Aim:
Scan each line of the records for the word "указанного" and extract the ones that have it.

Recorded data:
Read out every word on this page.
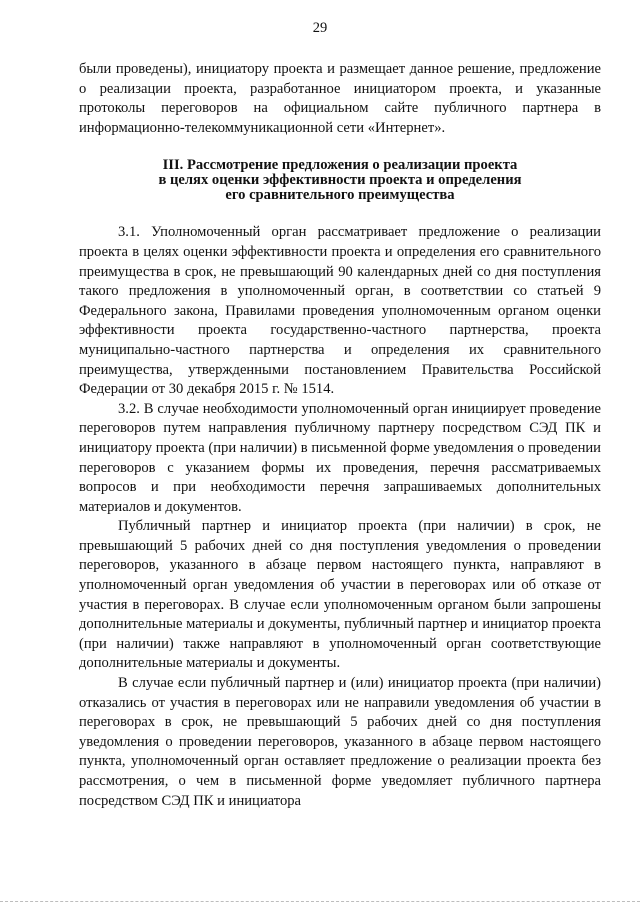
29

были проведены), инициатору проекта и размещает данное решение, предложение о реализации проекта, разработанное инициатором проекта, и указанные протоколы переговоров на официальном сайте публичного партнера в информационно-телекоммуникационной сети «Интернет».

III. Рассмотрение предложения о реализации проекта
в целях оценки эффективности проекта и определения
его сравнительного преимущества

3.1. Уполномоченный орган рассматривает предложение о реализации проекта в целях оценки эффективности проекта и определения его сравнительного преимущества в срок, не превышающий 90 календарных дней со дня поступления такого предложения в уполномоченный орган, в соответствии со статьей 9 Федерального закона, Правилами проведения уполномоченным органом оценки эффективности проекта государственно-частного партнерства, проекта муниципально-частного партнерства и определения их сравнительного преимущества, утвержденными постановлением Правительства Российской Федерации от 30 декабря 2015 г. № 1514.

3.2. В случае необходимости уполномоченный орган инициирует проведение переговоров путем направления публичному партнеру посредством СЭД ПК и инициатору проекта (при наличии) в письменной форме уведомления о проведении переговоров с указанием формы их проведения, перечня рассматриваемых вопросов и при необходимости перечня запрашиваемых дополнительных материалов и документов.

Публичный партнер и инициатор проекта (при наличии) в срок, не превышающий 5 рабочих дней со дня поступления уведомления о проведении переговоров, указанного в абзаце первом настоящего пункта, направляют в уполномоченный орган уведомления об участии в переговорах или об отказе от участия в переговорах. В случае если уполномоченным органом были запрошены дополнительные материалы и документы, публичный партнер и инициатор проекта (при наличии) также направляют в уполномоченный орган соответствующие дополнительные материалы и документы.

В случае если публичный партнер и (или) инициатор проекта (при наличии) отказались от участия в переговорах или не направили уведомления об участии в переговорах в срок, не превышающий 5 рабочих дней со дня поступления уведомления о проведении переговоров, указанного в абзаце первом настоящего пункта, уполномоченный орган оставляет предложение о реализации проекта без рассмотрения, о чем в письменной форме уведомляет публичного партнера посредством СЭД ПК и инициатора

--

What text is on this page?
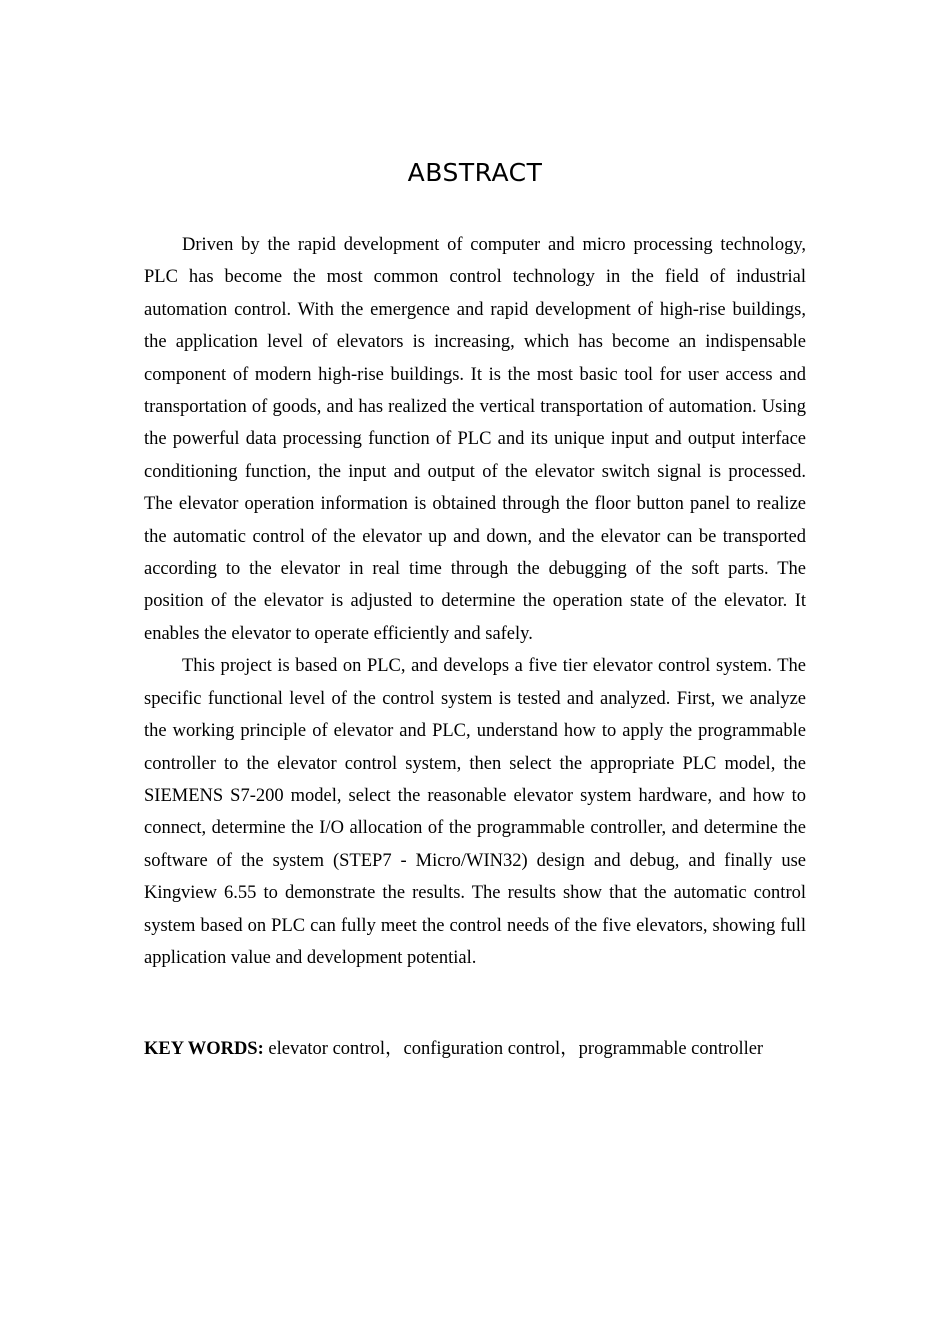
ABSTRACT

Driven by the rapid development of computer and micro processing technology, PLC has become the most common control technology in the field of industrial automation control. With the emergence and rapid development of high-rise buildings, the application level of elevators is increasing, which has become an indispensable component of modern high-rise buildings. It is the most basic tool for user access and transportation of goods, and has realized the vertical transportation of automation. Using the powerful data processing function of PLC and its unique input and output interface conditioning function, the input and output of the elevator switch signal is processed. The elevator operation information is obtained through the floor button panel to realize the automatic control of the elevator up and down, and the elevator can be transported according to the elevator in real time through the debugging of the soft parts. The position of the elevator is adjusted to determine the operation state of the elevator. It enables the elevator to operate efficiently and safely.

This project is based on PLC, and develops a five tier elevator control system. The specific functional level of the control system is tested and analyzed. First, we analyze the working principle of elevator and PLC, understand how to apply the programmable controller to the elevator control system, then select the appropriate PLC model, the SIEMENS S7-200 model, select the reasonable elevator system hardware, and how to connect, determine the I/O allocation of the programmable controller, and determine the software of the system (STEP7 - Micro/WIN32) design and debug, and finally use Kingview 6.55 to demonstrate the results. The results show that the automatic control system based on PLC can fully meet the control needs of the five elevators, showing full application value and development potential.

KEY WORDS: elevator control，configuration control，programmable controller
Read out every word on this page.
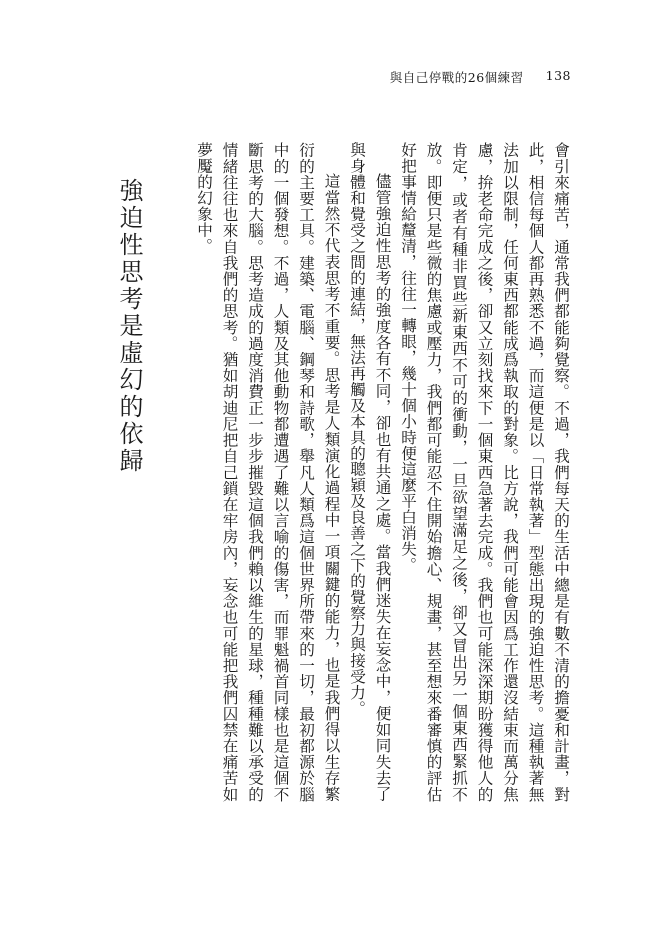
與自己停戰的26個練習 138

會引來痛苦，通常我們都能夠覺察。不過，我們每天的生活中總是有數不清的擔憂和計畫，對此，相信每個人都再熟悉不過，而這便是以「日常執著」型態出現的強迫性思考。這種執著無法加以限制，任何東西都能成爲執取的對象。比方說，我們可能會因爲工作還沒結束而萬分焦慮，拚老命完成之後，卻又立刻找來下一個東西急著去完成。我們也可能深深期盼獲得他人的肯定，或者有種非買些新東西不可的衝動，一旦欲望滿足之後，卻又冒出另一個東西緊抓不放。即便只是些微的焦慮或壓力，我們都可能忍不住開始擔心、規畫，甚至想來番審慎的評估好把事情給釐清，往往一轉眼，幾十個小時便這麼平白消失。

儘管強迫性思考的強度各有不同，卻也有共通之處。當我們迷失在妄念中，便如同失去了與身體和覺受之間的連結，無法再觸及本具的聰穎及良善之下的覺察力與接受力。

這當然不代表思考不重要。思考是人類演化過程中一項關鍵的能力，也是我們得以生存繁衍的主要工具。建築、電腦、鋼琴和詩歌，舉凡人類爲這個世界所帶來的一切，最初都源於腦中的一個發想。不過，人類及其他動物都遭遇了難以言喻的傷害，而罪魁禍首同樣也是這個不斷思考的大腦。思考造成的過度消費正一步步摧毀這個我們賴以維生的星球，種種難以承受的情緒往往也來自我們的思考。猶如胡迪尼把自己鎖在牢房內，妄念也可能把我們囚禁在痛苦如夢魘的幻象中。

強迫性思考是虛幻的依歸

Response:
Публичный партнер и инициатор проекта (при наличии) в срок, не превышающий 5 рабочих дней со дня поступления уведомления о проведении переговоров, указанного в абзаце первом настоящего пункта, направляют в уполномоченный орган уведомления об участии в переговорах или об отказе от участия в переговорах. В случае если уполномоченным органом были запрошены дополнительные материалы и документы, публичный партнер и инициатор проекта (при наличии) также направляют в уполномоченный орган соответствующие дополнительные материалы и документы.
В случае если публичный партнер и (или) инициатор проекта (при наличии) отказались от участия в переговорах или не направили уведомления об участии в переговорах в срок, не превышающий 5 рабочих дней со дня поступления уведомления о проведении переговоров, указанного в абзаце первом настоящего пункта, уполномоченный орган оставляет предложение о реализации проекта без рассмотрения, о чем в письменной форме уведомляет публичного партнера посредством СЭД ПК и инициатора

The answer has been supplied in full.